> _PROMPT_: The answer required is how many lines of the following entries contain the word "error", with no other words.

> _EXTRACTED INFORMATION_:
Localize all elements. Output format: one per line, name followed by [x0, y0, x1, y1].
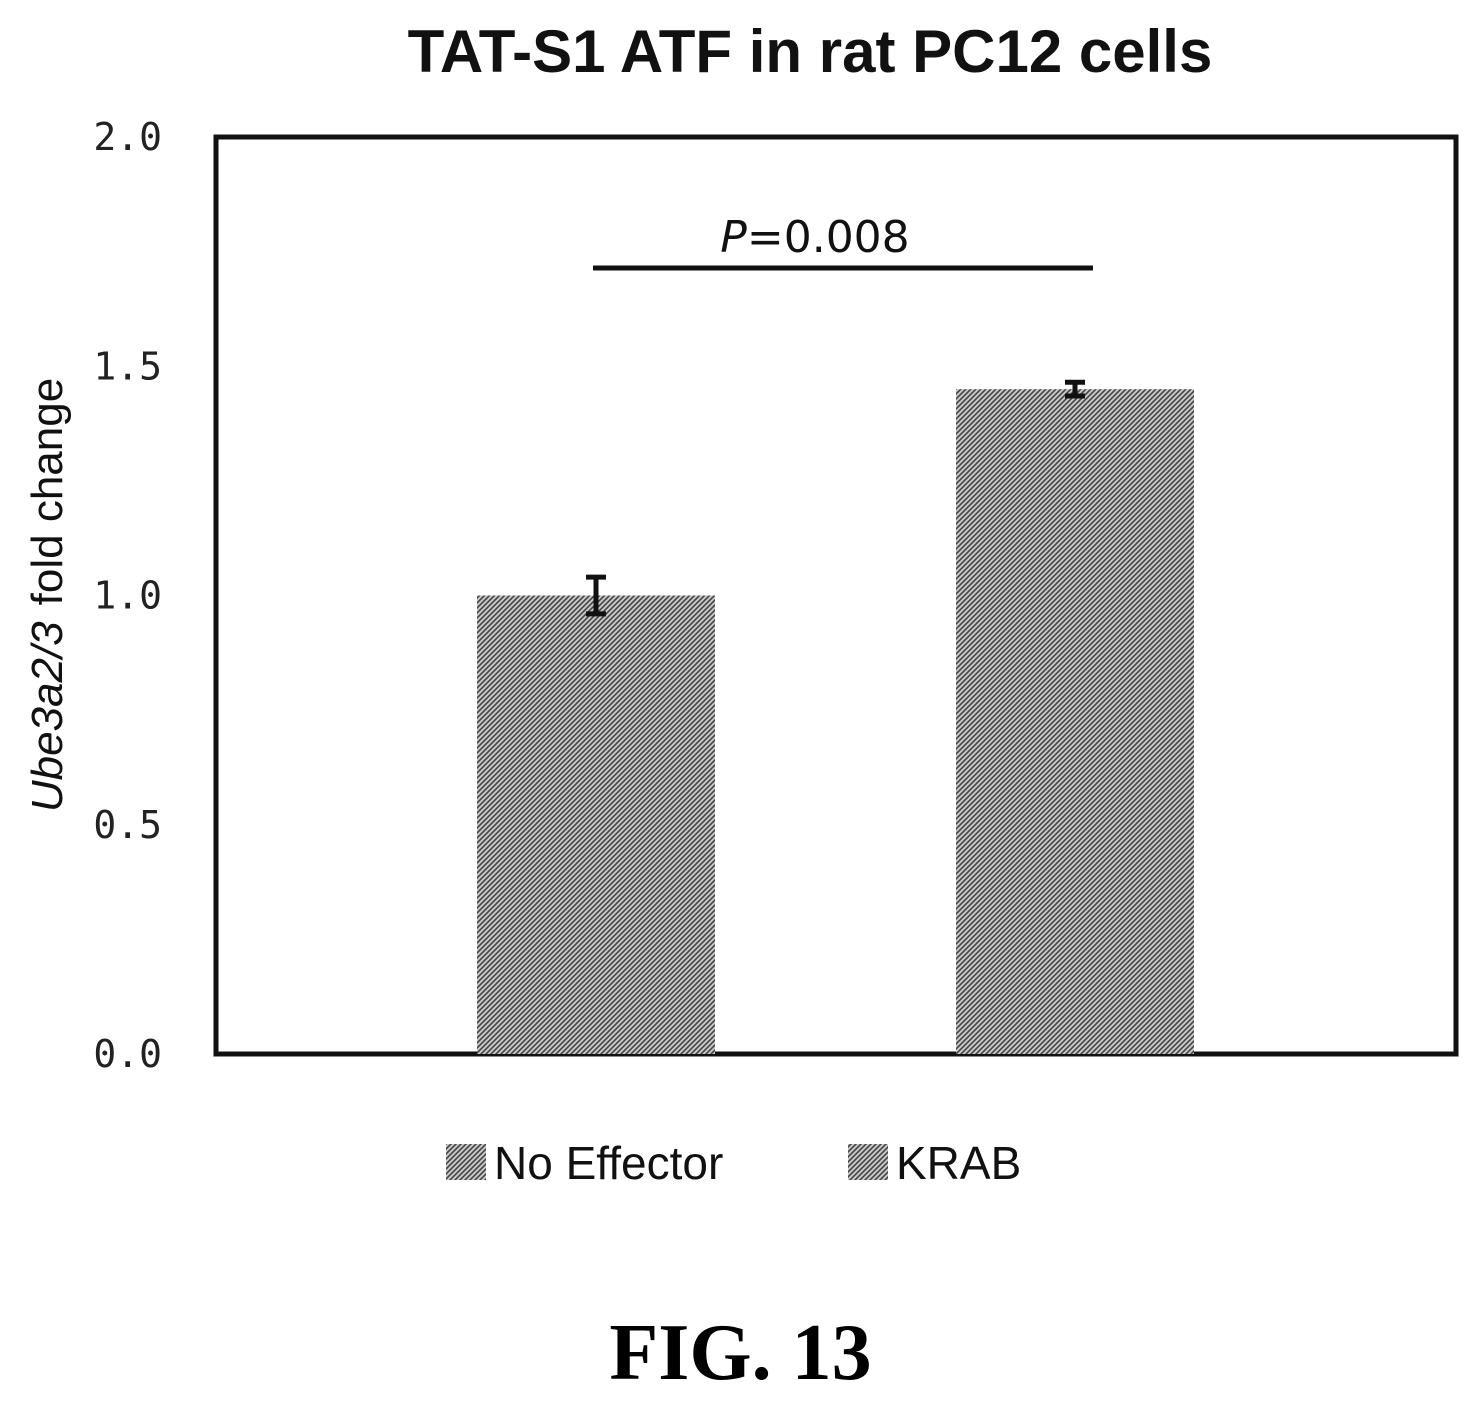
legend: No Effector KRAB — [446, 1137, 1021, 1189]
legend-swatch — [446, 1144, 486, 1180]
legend-label: KRAB — [896, 1137, 1021, 1189]
y-tick-label: 0.5 — [93, 803, 162, 847]
chart: TAT-S1 ATF in rat PC12 cells 0.0 0.5 1.0 1.… — [23, 18, 1459, 1189]
error-bar — [1065, 379, 1085, 399]
legend-swatch — [848, 1144, 888, 1180]
y-axis-label-suffix: fold change — [23, 378, 72, 606]
y-axis-ticks: 0.0 0.5 1.0 1.5 2.0 — [93, 115, 162, 1076]
y-axis-label: Ube3a2/3 fold change — [23, 378, 72, 812]
p-value-label: P=0.008 — [720, 212, 909, 263]
significance-annotation: P=0.008 — [593, 212, 1093, 271]
chart-title: TAT-S1 ATF in rat PC12 cells — [408, 18, 1213, 85]
figure-caption: FIG. 13 — [609, 1309, 872, 1397]
p-value-number: =0.008 — [747, 212, 910, 263]
bars-group — [477, 379, 1194, 1054]
plot-area-frame — [213, 134, 1459, 1057]
y-axis-label-gene: Ube3a2/3 — [23, 621, 72, 812]
bar-no-effector — [477, 595, 715, 1054]
y-tick-label: 2.0 — [93, 115, 162, 159]
y-tick-label: 0.0 — [93, 1032, 162, 1076]
bar-krab — [956, 389, 1194, 1054]
error-bar — [586, 574, 606, 617]
p-value-symbol: P — [720, 212, 747, 263]
y-tick-label: 1.5 — [93, 344, 162, 388]
y-tick-label: 1.0 — [93, 574, 162, 618]
legend-label: No Effector — [494, 1137, 723, 1189]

> _YOUR SOLUTION_: 2